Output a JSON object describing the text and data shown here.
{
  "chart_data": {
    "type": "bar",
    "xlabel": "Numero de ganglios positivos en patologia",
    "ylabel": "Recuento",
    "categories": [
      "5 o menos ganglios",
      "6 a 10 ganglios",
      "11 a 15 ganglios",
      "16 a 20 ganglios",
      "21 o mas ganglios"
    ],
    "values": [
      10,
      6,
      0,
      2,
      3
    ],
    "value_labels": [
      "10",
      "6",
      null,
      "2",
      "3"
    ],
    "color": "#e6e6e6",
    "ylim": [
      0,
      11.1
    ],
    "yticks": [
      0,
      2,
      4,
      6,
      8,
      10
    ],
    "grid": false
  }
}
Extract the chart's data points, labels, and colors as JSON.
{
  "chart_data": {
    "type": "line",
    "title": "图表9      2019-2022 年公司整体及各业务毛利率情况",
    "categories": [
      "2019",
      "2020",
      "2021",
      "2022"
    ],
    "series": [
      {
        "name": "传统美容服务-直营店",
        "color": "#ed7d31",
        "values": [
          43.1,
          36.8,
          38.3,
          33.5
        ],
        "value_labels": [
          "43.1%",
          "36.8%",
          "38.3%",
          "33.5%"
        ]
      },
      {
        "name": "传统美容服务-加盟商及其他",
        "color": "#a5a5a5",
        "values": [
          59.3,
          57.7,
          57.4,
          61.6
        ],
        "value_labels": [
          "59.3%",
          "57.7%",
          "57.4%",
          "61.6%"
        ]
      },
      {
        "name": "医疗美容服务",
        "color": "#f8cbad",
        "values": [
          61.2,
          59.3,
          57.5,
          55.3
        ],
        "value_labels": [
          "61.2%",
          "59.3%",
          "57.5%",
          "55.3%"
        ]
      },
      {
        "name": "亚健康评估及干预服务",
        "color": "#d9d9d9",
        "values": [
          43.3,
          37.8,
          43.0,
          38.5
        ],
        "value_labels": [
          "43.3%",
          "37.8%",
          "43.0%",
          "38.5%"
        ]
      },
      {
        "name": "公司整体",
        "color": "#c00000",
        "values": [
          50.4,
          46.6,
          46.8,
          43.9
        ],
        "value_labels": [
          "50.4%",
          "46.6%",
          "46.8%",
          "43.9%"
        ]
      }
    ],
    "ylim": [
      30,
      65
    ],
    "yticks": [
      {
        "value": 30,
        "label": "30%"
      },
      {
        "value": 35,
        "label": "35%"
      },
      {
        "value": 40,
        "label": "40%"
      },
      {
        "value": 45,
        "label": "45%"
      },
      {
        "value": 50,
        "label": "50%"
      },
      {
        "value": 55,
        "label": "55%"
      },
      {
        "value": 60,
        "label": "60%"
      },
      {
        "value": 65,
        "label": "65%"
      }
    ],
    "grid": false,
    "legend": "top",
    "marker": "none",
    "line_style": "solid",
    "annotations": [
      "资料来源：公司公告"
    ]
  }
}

┄┄┄┄┄┄

__Work required__
Identify the lines that contain the string "JSON", and copy every one of them.

__Reply__
Output a JSON object describing the text and data shown here.
Extract the chart's data points, labels, and colors as JSON.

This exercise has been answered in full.